Action item: Gather the lines from the material that contain "goede".

Provided data:
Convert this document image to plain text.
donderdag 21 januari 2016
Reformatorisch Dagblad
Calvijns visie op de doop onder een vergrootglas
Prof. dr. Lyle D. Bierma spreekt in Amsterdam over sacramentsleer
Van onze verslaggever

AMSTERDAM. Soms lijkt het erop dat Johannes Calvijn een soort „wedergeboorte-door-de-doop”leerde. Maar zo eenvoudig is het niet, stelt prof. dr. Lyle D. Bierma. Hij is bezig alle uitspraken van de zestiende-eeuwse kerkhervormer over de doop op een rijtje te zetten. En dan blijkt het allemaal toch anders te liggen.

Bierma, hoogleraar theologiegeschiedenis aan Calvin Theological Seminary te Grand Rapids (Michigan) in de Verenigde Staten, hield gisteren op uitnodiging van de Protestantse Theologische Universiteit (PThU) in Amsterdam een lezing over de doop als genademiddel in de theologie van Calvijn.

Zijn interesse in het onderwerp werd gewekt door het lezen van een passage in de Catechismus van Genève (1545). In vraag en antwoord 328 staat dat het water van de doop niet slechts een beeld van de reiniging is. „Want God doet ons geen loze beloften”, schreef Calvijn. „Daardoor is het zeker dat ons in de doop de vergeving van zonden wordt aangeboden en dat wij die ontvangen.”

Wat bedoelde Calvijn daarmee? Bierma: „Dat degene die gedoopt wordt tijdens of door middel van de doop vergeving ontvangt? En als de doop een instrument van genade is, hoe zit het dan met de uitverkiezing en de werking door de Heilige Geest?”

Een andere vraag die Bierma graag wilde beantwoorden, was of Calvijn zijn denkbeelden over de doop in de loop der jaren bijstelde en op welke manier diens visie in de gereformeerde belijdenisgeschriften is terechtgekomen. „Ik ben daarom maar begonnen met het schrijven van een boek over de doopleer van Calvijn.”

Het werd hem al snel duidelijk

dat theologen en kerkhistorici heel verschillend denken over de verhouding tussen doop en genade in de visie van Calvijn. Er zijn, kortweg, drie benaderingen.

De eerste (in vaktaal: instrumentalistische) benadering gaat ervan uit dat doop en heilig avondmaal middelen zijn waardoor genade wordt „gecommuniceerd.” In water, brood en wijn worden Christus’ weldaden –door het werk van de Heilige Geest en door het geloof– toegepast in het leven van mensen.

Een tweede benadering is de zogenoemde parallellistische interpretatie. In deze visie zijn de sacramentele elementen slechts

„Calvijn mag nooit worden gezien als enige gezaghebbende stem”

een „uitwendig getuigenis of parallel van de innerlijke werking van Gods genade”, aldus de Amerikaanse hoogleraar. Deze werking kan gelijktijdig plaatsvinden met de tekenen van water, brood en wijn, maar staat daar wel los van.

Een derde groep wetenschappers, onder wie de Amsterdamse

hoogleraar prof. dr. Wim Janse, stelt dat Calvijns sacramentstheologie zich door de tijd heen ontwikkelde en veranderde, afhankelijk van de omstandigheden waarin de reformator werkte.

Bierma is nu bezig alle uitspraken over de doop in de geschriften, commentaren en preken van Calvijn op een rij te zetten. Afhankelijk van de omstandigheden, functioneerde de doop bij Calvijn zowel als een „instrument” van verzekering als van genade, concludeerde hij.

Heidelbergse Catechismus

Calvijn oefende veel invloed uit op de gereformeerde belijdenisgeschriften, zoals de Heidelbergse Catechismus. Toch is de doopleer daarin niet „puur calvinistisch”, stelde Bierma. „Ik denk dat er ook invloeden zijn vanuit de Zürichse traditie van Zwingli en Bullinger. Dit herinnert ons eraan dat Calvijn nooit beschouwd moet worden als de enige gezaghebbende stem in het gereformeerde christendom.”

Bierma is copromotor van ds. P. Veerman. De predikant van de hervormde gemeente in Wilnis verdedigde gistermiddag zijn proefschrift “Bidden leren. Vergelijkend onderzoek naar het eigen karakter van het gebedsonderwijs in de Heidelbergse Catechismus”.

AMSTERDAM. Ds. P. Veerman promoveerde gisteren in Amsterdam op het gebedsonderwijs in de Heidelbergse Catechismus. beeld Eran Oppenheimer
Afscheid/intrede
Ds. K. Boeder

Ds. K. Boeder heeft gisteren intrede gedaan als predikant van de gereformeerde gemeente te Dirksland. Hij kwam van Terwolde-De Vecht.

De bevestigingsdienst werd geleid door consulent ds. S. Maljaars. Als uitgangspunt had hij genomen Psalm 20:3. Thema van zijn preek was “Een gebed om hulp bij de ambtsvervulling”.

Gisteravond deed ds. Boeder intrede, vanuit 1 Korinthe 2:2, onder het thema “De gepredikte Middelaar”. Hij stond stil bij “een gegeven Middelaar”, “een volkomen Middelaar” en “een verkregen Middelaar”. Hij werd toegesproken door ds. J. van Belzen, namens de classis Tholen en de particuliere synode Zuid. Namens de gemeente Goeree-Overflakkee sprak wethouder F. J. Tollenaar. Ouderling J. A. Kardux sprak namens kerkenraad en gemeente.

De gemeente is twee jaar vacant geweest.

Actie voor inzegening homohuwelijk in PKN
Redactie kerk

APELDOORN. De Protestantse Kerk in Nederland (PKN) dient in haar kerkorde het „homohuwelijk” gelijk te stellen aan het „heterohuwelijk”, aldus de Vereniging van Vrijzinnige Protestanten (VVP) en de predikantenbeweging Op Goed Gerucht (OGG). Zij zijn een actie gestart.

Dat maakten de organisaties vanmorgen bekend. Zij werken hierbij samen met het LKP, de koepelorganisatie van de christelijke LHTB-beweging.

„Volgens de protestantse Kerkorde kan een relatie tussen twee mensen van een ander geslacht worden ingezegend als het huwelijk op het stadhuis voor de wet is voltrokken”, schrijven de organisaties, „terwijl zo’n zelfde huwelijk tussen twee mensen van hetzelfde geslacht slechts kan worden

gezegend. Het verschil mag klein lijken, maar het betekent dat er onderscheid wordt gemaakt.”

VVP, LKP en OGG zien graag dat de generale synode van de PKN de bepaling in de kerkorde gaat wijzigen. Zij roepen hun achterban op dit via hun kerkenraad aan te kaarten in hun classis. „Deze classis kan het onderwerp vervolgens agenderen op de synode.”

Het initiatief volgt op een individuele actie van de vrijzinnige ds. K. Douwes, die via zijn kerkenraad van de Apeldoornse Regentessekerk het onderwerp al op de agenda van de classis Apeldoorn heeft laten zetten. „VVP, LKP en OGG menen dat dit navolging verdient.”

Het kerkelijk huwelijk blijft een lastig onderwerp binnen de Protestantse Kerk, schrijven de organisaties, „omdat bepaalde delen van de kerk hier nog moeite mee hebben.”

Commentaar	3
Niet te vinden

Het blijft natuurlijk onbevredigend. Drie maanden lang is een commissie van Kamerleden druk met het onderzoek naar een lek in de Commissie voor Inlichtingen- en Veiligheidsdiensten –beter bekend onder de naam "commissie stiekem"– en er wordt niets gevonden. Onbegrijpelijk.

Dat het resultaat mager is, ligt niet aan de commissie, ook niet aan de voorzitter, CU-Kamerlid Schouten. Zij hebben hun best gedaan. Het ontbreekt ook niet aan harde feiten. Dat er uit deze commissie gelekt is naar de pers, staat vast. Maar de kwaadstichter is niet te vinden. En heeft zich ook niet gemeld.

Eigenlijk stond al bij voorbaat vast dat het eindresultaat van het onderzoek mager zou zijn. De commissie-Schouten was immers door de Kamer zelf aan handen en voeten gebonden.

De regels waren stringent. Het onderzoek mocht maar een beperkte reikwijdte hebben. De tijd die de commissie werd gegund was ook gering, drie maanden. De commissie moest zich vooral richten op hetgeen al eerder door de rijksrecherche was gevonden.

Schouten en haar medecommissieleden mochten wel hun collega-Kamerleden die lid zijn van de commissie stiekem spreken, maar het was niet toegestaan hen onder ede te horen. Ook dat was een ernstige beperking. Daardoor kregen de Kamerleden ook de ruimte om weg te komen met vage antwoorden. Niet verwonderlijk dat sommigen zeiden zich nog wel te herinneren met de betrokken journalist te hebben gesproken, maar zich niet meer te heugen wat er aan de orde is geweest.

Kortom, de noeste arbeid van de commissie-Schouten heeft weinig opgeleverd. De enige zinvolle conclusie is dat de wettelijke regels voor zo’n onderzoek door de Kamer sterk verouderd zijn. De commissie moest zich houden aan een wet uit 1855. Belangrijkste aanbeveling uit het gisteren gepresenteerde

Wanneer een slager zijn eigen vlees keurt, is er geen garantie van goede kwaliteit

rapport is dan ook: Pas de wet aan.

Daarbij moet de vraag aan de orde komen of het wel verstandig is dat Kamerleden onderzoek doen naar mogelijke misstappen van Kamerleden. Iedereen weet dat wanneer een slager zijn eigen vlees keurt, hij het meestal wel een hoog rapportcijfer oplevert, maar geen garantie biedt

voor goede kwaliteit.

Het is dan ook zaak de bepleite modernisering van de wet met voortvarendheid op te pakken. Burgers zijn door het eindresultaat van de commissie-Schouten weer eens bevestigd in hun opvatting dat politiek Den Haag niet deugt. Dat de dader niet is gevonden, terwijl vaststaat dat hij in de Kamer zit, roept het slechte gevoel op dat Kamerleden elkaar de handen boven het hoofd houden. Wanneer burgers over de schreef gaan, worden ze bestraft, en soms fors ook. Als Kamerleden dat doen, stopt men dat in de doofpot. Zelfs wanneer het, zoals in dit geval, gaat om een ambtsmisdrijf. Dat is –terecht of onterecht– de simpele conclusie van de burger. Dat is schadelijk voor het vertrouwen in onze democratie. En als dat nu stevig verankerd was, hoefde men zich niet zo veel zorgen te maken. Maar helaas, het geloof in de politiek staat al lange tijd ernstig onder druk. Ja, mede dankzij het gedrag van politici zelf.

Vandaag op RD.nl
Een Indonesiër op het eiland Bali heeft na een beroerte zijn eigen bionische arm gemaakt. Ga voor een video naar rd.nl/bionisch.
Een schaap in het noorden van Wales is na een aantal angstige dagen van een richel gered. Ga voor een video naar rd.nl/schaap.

Exercise response:
Wanneer een slager zijn eigen vlees keurt, is er geen garantie van goede kwaliteit
voor goede kwaliteit.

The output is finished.